Set task >> Copy all lines of the listing that include the string "جاري".
=== Listing ===
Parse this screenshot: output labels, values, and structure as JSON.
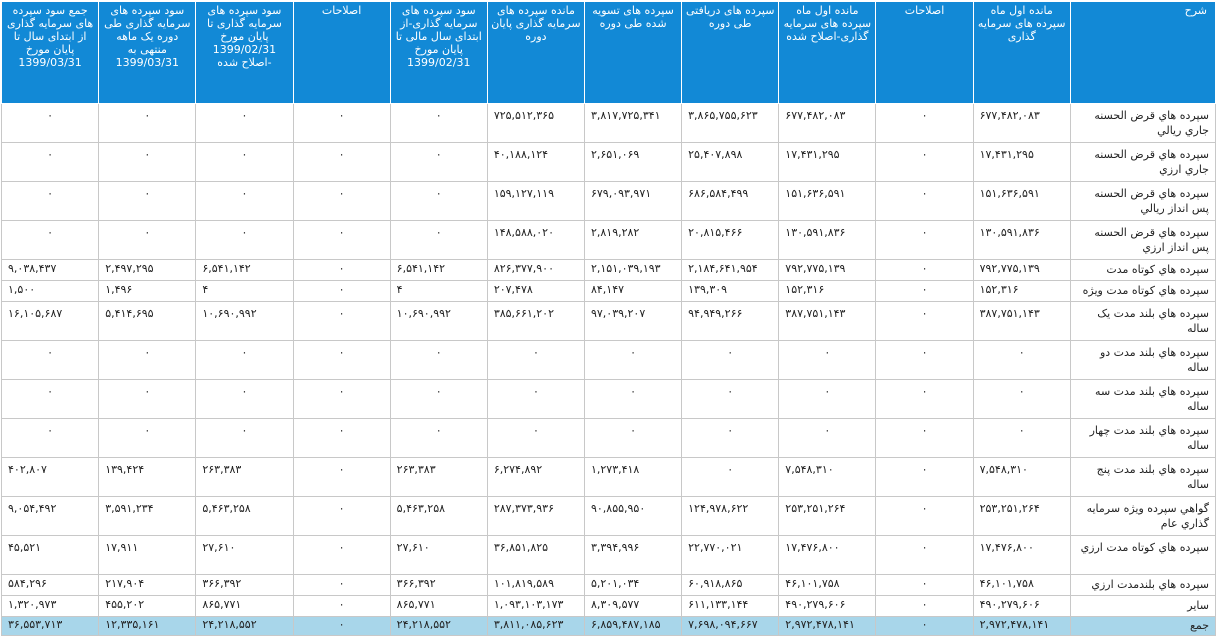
{
  "table": {
    "headers": [
      "شرح",
      "مانده اول ماه سپرده های سرمایه گذاری",
      "اصلاحات",
      "مانده اول ماه سپرده های سرمایه گذاری-اصلاح شده",
      "سپرده های دریافتی طی دوره",
      "سپرده های تسویه شده طی دوره",
      "مانده سپرده های سرمایه گذاری پایان دوره",
      "سود سپرده های سرمایه گذاری-از ابتدای سال مالی تا پایان مورخ 1399/02/31",
      "اصلاحات",
      "سود سپرده های سرمایه گذاری تا پایان مورخ 1399/02/31 -اصلاح شده",
      "سود سپرده های سرمایه گذاری طی دوره یک ماهه منتهی به 1399/03/31",
      "جمع سود سپرده های سرمایه گذاری از ابتدای سال تا پایان مورخ 1399/03/31"
    ],
    "rows": [
      {
        "cells": [
          "سپرده هاي قرض الحسنه جاري ريالي",
          "۶۷۷,۴۸۲,۰۸۳",
          "۰",
          "۶۷۷,۴۸۲,۰۸۳",
          "۳,۸۶۵,۷۵۵,۶۲۳",
          "۳,۸۱۷,۷۲۵,۳۴۱",
          "۷۲۵,۵۱۲,۳۶۵",
          "۰",
          "۰",
          "۰",
          "۰",
          "۰"
        ]
      },
      {
        "cells": [
          "سپرده هاي قرض الحسنه جاري ارزي",
          "۱۷,۴۳۱,۲۹۵",
          "۰",
          "۱۷,۴۳۱,۲۹۵",
          "۲۵,۴۰۷,۸۹۸",
          "۲,۶۵۱,۰۶۹",
          "۴۰,۱۸۸,۱۲۴",
          "۰",
          "۰",
          "۰",
          "۰",
          "۰"
        ]
      },
      {
        "cells": [
          "سپرده هاي قرض الحسنه پس انداز ريالي",
          "۱۵۱,۶۳۶,۵۹۱",
          "۰",
          "۱۵۱,۶۳۶,۵۹۱",
          "۶۸۶,۵۸۴,۴۹۹",
          "۶۷۹,۰۹۳,۹۷۱",
          "۱۵۹,۱۲۷,۱۱۹",
          "۰",
          "۰",
          "۰",
          "۰",
          "۰"
        ]
      },
      {
        "cells": [
          "سپرده هاي قرض الحسنه پس انداز ارزي",
          "۱۳۰,۵۹۱,۸۳۶",
          "۰",
          "۱۳۰,۵۹۱,۸۳۶",
          "۲۰,۸۱۵,۴۶۶",
          "۲,۸۱۹,۲۸۲",
          "۱۴۸,۵۸۸,۰۲۰",
          "۰",
          "۰",
          "۰",
          "۰",
          "۰"
        ]
      },
      {
        "short": true,
        "cells": [
          "سپرده هاي كوتاه مدت",
          "۷۹۲,۷۷۵,۱۳۹",
          "۰",
          "۷۹۲,۷۷۵,۱۳۹",
          "۲,۱۸۴,۶۴۱,۹۵۴",
          "۲,۱۵۱,۰۳۹,۱۹۳",
          "۸۲۶,۳۷۷,۹۰۰",
          "۶,۵۴۱,۱۴۲",
          "۰",
          "۶,۵۴۱,۱۴۲",
          "۲,۴۹۷,۲۹۵",
          "۹,۰۳۸,۴۳۷"
        ]
      },
      {
        "short": true,
        "cells": [
          "سپرده هاي كوتاه مدت ويژه",
          "۱۵۲,۳۱۶",
          "۰",
          "۱۵۲,۳۱۶",
          "۱۳۹,۳۰۹",
          "۸۴,۱۴۷",
          "۲۰۷,۴۷۸",
          "۴",
          "۰",
          "۴",
          "۱,۴۹۶",
          "۱,۵۰۰"
        ]
      },
      {
        "cells": [
          "سپرده هاي بلند مدت يک ساله",
          "۳۸۷,۷۵۱,۱۴۳",
          "۰",
          "۳۸۷,۷۵۱,۱۴۳",
          "۹۴,۹۴۹,۲۶۶",
          "۹۷,۰۳۹,۲۰۷",
          "۳۸۵,۶۶۱,۲۰۲",
          "۱۰,۶۹۰,۹۹۲",
          "۰",
          "۱۰,۶۹۰,۹۹۲",
          "۵,۴۱۴,۶۹۵",
          "۱۶,۱۰۵,۶۸۷"
        ]
      },
      {
        "cells": [
          "سپرده هاي بلند مدت دو ساله",
          "۰",
          "۰",
          "۰",
          "۰",
          "۰",
          "۰",
          "۰",
          "۰",
          "۰",
          "۰",
          "۰"
        ]
      },
      {
        "cells": [
          "سپرده هاي بلند مدت سه ساله",
          "۰",
          "۰",
          "۰",
          "۰",
          "۰",
          "۰",
          "۰",
          "۰",
          "۰",
          "۰",
          "۰"
        ]
      },
      {
        "cells": [
          "سپرده هاي بلند مدت چهار ساله",
          "۰",
          "۰",
          "۰",
          "۰",
          "۰",
          "۰",
          "۰",
          "۰",
          "۰",
          "۰",
          "۰"
        ]
      },
      {
        "cells": [
          "سپرده هاي بلند مدت پنج ساله",
          "۷,۵۴۸,۳۱۰",
          "۰",
          "۷,۵۴۸,۳۱۰",
          "۰",
          "۱,۲۷۳,۴۱۸",
          "۶,۲۷۴,۸۹۲",
          "۲۶۳,۳۸۳",
          "۰",
          "۲۶۳,۳۸۳",
          "۱۳۹,۴۲۴",
          "۴۰۲,۸۰۷"
        ]
      },
      {
        "cells": [
          "گواهي سپرده ويژه سرمايه گذاري عام",
          "۲۵۳,۲۵۱,۲۶۴",
          "۰",
          "۲۵۳,۲۵۱,۲۶۴",
          "۱۲۴,۹۷۸,۶۲۲",
          "۹۰,۸۵۵,۹۵۰",
          "۲۸۷,۳۷۳,۹۳۶",
          "۵,۴۶۳,۲۵۸",
          "۰",
          "۵,۴۶۳,۲۵۸",
          "۳,۵۹۱,۲۳۴",
          "۹,۰۵۴,۴۹۲"
        ]
      },
      {
        "cells": [
          "سپرده هاي کوتاه مدت ارزي",
          "۱۷,۴۷۶,۸۰۰",
          "۰",
          "۱۷,۴۷۶,۸۰۰",
          "۲۲,۷۷۰,۰۲۱",
          "۳,۳۹۴,۹۹۶",
          "۳۶,۸۵۱,۸۲۵",
          "۲۷,۶۱۰",
          "۰",
          "۲۷,۶۱۰",
          "۱۷,۹۱۱",
          "۴۵,۵۲۱"
        ]
      },
      {
        "short": true,
        "cells": [
          "سپرده هاي بلندمدت ارزي",
          "۴۶,۱۰۱,۷۵۸",
          "۰",
          "۴۶,۱۰۱,۷۵۸",
          "۶۰,۹۱۸,۸۶۵",
          "۵,۲۰۱,۰۳۴",
          "۱۰۱,۸۱۹,۵۸۹",
          "۳۶۶,۳۹۲",
          "۰",
          "۳۶۶,۳۹۲",
          "۲۱۷,۹۰۴",
          "۵۸۴,۲۹۶"
        ]
      },
      {
        "short": true,
        "cells": [
          "ساير",
          "۴۹۰,۲۷۹,۶۰۶",
          "۰",
          "۴۹۰,۲۷۹,۶۰۶",
          "۶۱۱,۱۳۳,۱۴۴",
          "۸,۳۰۹,۵۷۷",
          "۱,۰۹۳,۱۰۳,۱۷۳",
          "۸۶۵,۷۷۱",
          "۰",
          "۸۶۵,۷۷۱",
          "۴۵۵,۲۰۲",
          "۱,۳۲۰,۹۷۳"
        ]
      }
    ],
    "total": {
      "cells": [
        "جمع",
        "۲,۹۷۲,۴۷۸,۱۴۱",
        "۰",
        "۲,۹۷۲,۴۷۸,۱۴۱",
        "۷,۶۹۸,۰۹۴,۶۶۷",
        "۶,۸۵۹,۴۸۷,۱۸۵",
        "۳,۸۱۱,۰۸۵,۶۲۳",
        "۲۴,۲۱۸,۵۵۲",
        "۰",
        "۲۴,۲۱۸,۵۵۲",
        "۱۲,۳۳۵,۱۶۱",
        "۳۶,۵۵۳,۷۱۳"
      ]
    }
  },
  "colors": {
    "header_bg": "#1289d6",
    "header_text": "#ffffff",
    "total_bg": "#a8d6ea",
    "grid": "#c8c8c8"
  }
}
===
The reply >>
          "سپرده هاي قرض الحسنه جاري ريالي",
          "سپرده هاي قرض الحسنه جاري ارزي",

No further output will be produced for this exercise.